━━━━━ MATERIAL SUPPLIED ━━━━━

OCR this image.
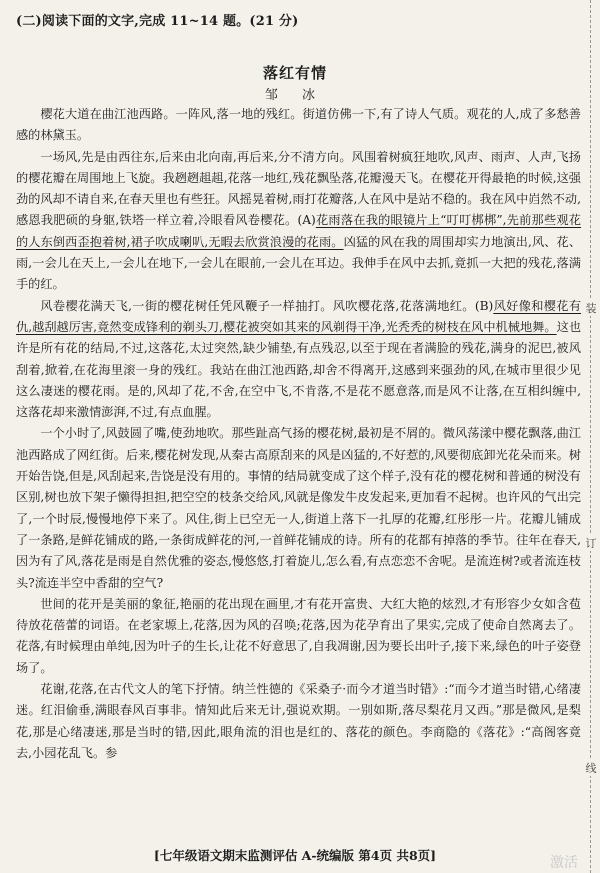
装
订
线
(二)阅读下面的文字,完成 11~14 题。(21 分)
落红有情
邹 冰

樱花大道在曲江池西路。一阵风,落一地的残红。街道仿佛一下,有了诗人气质。观花的人,成了多愁善感的林黛玉。

一场风,先是由西往东,后来由北向南,再后来,分不清方向。风围着树疯狂地吹,风声、雨声、人声,飞扬的樱花瓣在周围地上飞旋。我趔趔趄趄,花落一地红,残花飘坠落,花瓣漫天飞。在樱花开得最艳的时候,这强劲的风却不请自来,在春天里也有些狂。风摇晃着树,雨打花瓣落,人在风中是站不稳的。我在风中岿然不动,感恩我肥硕的身躯,铁塔一样立着,冷眼看风卷樱花。(A)花雨落在我的眼镜片上“叮叮梆梆”,先前那些观花的人东倒西歪抱着树,裙子吹成喇叭,无暇去欣赏浪漫的花雨。凶猛的风在我的周围却实力地演出,风、花、雨,一会儿在天上,一会儿在地下,一会儿在眼前,一会儿在耳边。我伸手在风中去抓,竟抓一大把的残花,落满手的红。

风卷樱花满天飞,一街的樱花树任凭风鞭子一样抽打。风吹樱花落,花落满地红。(B)风好像和樱花有仇,越刮越厉害,竟然变成锋利的剃头刀,樱花被突如其来的风剃得干净,光秃秃的树枝在风中机械地舞。这也许是所有花的结局,不过,这落花,太过突然,缺少铺垫,有点残忍,以至于现在者满脸的残花,满身的泥巴,被风刮着,掀着,在花海里滚一身的残红。我站在曲江池西路,却舍不得离开,这感到来强劲的风,在城市里很少见这么凄迷的樱花雨。是的,风却了花,不舍,在空中飞,不肯落,不是花不愿意落,而是风不让落,在互相纠缠中,这落花却来激情澎湃,不过,有点血腥。

一个小时了,风鼓圆了嘴,使劲地吹。那些趾高气扬的樱花树,最初是不屑的。微风荡漾中樱花飘落,曲江池西路成了网红街。后来,樱花树发现,从秦古高原刮来的风是凶猛的,不好惹的,风要彻底卸光花朵而来。树开始告饶,但是,风刮起来,告饶是没有用的。事情的结局就变成了这个样子,没有花的樱花树和普通的树没有区别,树也放下架子懒得担担,把空空的枝条交给风,风就是像发牛皮发起来,更加看不起树。也许风的气出完了,一个时辰,慢慢地停下来了。风住,街上已空无一人,街道上落下一扎厚的花瓣,红彤彤一片。花瓣儿铺成了一条路,是鲜花铺成的路,一条街成鲜花的河,一首鲜花铺成的诗。所有的花都有掉落的季节。往年在春天,因为有了风,落花是雨是自然优雅的姿态,慢悠悠,打着旋儿,怎么看,有点恋恋不舍呢。是流连树?或者流连枝头?流连半空中香甜的空气?

世间的花开是美丽的象征,艳丽的花出现在画里,才有花开富贵、大红大艳的炫烈,才有形容少女如含苞待放花蓓蕾的词语。在老家塬上,花落,因为风的召唤;花落,因为花孕育出了果实,完成了使命自然离去了。花落,有时候理由单纯,因为叶子的生长,让花不好意思了,自我凋谢,因为要长出叶子,接下来,绿色的叶子姿登场了。

花谢,花落,在古代文人的笔下抒情。纳兰性德的《采桑子·而今才道当时错》:“而今才道当时错,心绪凄迷。红泪偷垂,满眼春风百事非。情知此后来无计,强说欢期。一别如斯,落尽梨花月又西。”那是微风,是梨花,那是心绪凄迷,那是当时的错,因此,眼角流的泪也是红的、落花的颜色。李商隐的《落花》:“高阁客竟去,小园花乱飞。参

[七年级语文期末监测评估 A-统编版 第4页 共8页]	激活
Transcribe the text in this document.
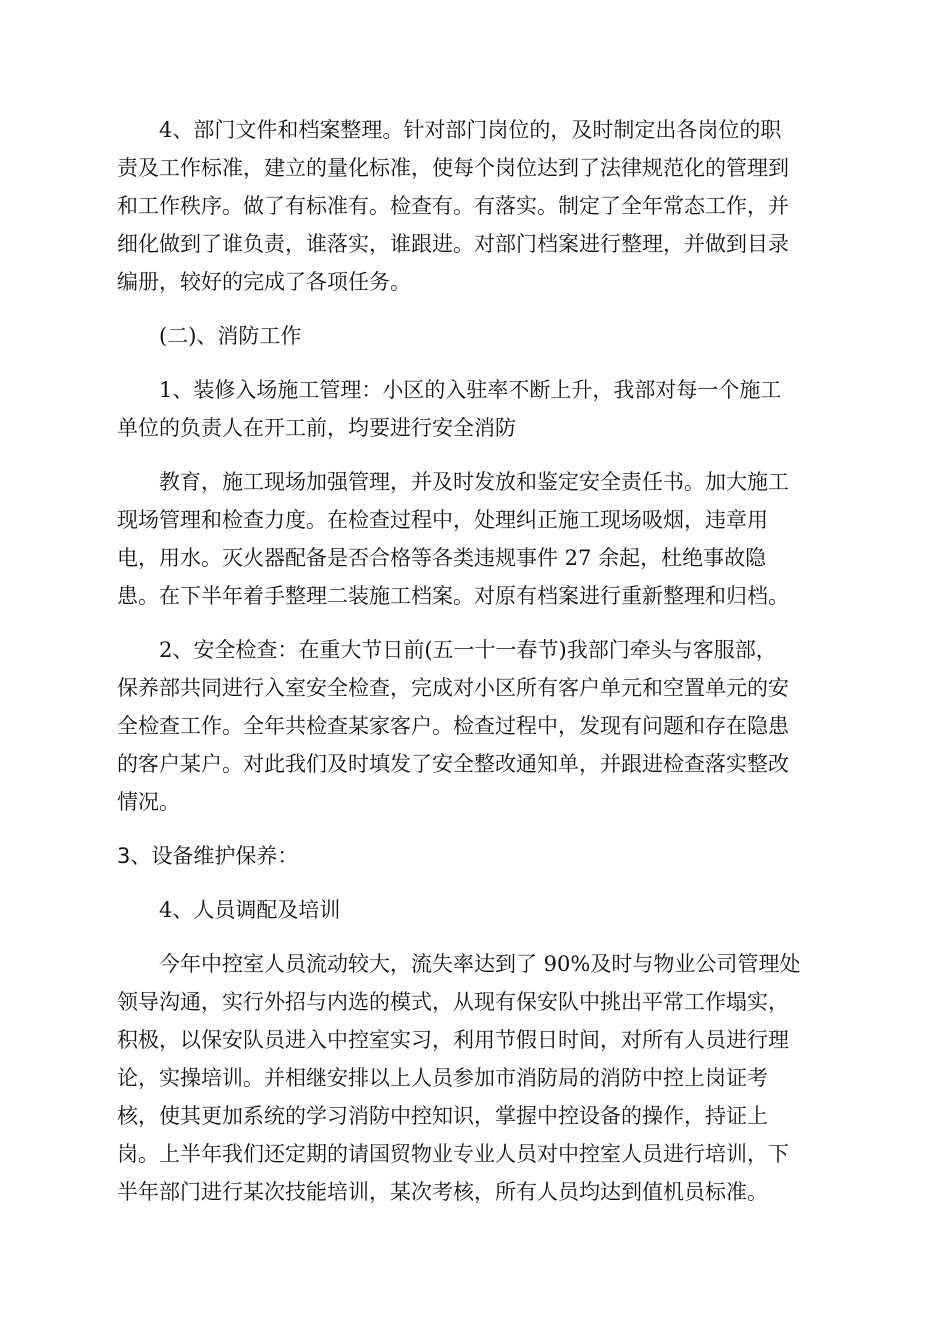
4、部门文件和档案整理。针对部门岗位的，及时制定出各岗位的职
责及工作标准，建立的量化标准，使每个岗位达到了法律规范化的管理到
和工作秩序。做了有标准有。检查有。有落实。制定了全年常态工作，并
细化做到了谁负责，谁落实，谁跟进。对部门档案进行整理，并做到目录
编册，较好的完成了各项任务。
(二)、消防工作
1、装修入场施工管理：小区的入驻率不断上升，我部对每一个施工
单位的负责人在开工前，均要进行安全消防
教育，施工现场加强管理，并及时发放和鉴定安全责任书。加大施工
现场管理和检查力度。在检查过程中，处理纠正施工现场吸烟，违章用
电，用水。灭火器配备是否合格等各类违规事件 27 余起，杜绝事故隐
患。在下半年着手整理二装施工档案。对原有档案进行重新整理和归档。
2、安全检查：在重大节日前(五一十一春节)我部门牵头与客服部，
保养部共同进行入室安全检查，完成对小区所有客户单元和空置单元的安
全检查工作。全年共检查某家客户。检查过程中，发现有问题和存在隐患
的客户某户。对此我们及时填发了安全整改通知单，并跟进检查落实整改
情况。
3、设备维护保养：
4、人员调配及培训
今年中控室人员流动较大，流失率达到了 90%及时与物业公司管理处
领导沟通，实行外招与内选的模式，从现有保安队中挑出平常工作塌实，
积极，以保安队员进入中控室实习，利用节假日时间，对所有人员进行理
论，实操培训。并相继安排以上人员参加市消防局的消防中控上岗证考
核，使其更加系统的学习消防中控知识，掌握中控设备的操作，持证上
岗。上半年我们还定期的请国贸物业专业人员对中控室人员进行培训，下
半年部门进行某次技能培训，某次考核，所有人员均达到值机员标准。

━━━━━

### REQUEST
Output all of the records exactly as they appear above, but not the pictures.

### WRITTEN REPLY
OCR this image.
装
订
线
(二)阅读下面的文字,完成 11~14 题。(21 分)
落红有情
邹 冰

樱花大道在曲江池西路。一阵风,落一地的残红。街道仿佛一下,有了诗人气质。观花的人,成了多愁善感的林黛玉。

一场风,先是由西往东,后来由北向南,再后来,分不清方向。风围着树疯狂地吹,风声、雨声、人声,飞扬的樱花瓣在周围地上飞旋。我趔趔趄趄,花落一地红,残花飘坠落,花瓣漫天飞。在樱花开得最艳的时候,这强劲的风却不请自来,在春天里也有些狂。风摇晃着树,雨打花瓣落,人在风中是站不稳的。我在风中岿然不动,感恩我肥硕的身躯,铁塔一样立着,冷眼看风卷樱花。(A)花雨落在我的眼镜片上“叮叮梆梆”,先前那些观花的人东倒西歪抱着树,裙子吹成喇叭,无暇去欣赏浪漫的花雨。凶猛的风在我的周围却实力地演出,风、花、雨,一会儿在天上,一会儿在地下,一会儿在眼前,一会儿在耳边。我伸手在风中去抓,竟抓一大把的残花,落满手的红。

风卷樱花满天飞,一街的樱花树任凭风鞭子一样抽打。风吹樱花落,花落满地红。(B)风好像和樱花有仇,越刮越厉害,竟然变成锋利的剃头刀,樱花被突如其来的风剃得干净,光秃秃的树枝在风中机械地舞。这也许是所有花的结局,不过,这落花,太过突然,缺少铺垫,有点残忍,以至于现在者满脸的残花,满身的泥巴,被风刮着,掀着,在花海里滚一身的残红。我站在曲江池西路,却舍不得离开,这感到来强劲的风,在城市里很少见这么凄迷的樱花雨。是的,风却了花,不舍,在空中飞,不肯落,不是花不愿意落,而是风不让落,在互相纠缠中,这落花却来激情澎湃,不过,有点血腥。

一个小时了,风鼓圆了嘴,使劲地吹。那些趾高气扬的樱花树,最初是不屑的。微风荡漾中樱花飘落,曲江池西路成了网红街。后来,樱花树发现,从秦古高原刮来的风是凶猛的,不好惹的,风要彻底卸光花朵而来。树开始告饶,但是,风刮起来,告饶是没有用的。事情的结局就变成了这个样子,没有花的樱花树和普通的树没有区别,树也放下架子懒得担担,把空空的枝条交给风,风就是像发牛皮发起来,更加看不起树。也许风的气出完了,一个时辰,慢慢地停下来了。风住,街上已空无一人,街道上落下一扎厚的花瓣,红彤彤一片。花瓣儿铺成了一条路,是鲜花铺成的路,一条街成鲜花的河,一首鲜花铺成的诗。所有的花都有掉落的季节。往年在春天,因为有了风,落花是雨是自然优雅的姿态,慢悠悠,打着旋儿,怎么看,有点恋恋不舍呢。是流连树?或者流连枝头?流连半空中香甜的空气?

世间的花开是美丽的象征,艳丽的花出现在画里,才有花开富贵、大红大艳的炫烈,才有形容少女如含苞待放花蓓蕾的词语。在老家塬上,花落,因为风的召唤;花落,因为花孕育出了果实,完成了使命自然离去了。花落,有时候理由单纯,因为叶子的生长,让花不好意思了,自我凋谢,因为要长出叶子,接下来,绿色的叶子姿登场了。

花谢,花落,在古代文人的笔下抒情。纳兰性德的《采桑子·而今才道当时错》:“而今才道当时错,心绪凄迷。红泪偷垂,满眼春风百事非。情知此后来无计,强说欢期。一别如斯,落尽梨花月又西。”那是微风,是梨花,那是心绪凄迷,那是当时的错,因此,眼角流的泪也是红的、落花的颜色。李商隐的《落花》:“高阁客竟去,小园花乱飞。参

[七年级语文期末监测评估 A-统编版 第4页 共8页]	激活
Transcribe the text in this document.
4、部门文件和档案整理。针对部门岗位的，及时制定出各岗位的职
责及工作标准，建立的量化标准，使每个岗位达到了法律规范化的管理到
和工作秩序。做了有标准有。检查有。有落实。制定了全年常态工作，并
细化做到了谁负责，谁落实，谁跟进。对部门档案进行整理，并做到目录
编册，较好的完成了各项任务。
(二)、消防工作
1、装修入场施工管理：小区的入驻率不断上升，我部对每一个施工
单位的负责人在开工前，均要进行安全消防
教育，施工现场加强管理，并及时发放和鉴定安全责任书。加大施工
现场管理和检查力度。在检查过程中，处理纠正施工现场吸烟，违章用
电，用水。灭火器配备是否合格等各类违规事件 27 余起，杜绝事故隐
患。在下半年着手整理二装施工档案。对原有档案进行重新整理和归档。
2、安全检查：在重大节日前(五一十一春节)我部门牵头与客服部，
保养部共同进行入室安全检查，完成对小区所有客户单元和空置单元的安
全检查工作。全年共检查某家客户。检查过程中，发现有问题和存在隐患
的客户某户。对此我们及时填发了安全整改通知单，并跟进检查落实整改
情况。
3、设备维护保养：
4、人员调配及培训
今年中控室人员流动较大，流失率达到了 90%及时与物业公司管理处
领导沟通，实行外招与内选的模式，从现有保安队中挑出平常工作塌实，
积极，以保安队员进入中控室实习，利用节假日时间，对所有人员进行理
论，实操培训。并相继安排以上人员参加市消防局的消防中控上岗证考
核，使其更加系统的学习消防中控知识，掌握中控设备的操作，持证上
岗。上半年我们还定期的请国贸物业专业人员对中控室人员进行培训，下
半年部门进行某次技能培训，某次考核，所有人员均达到值机员标准。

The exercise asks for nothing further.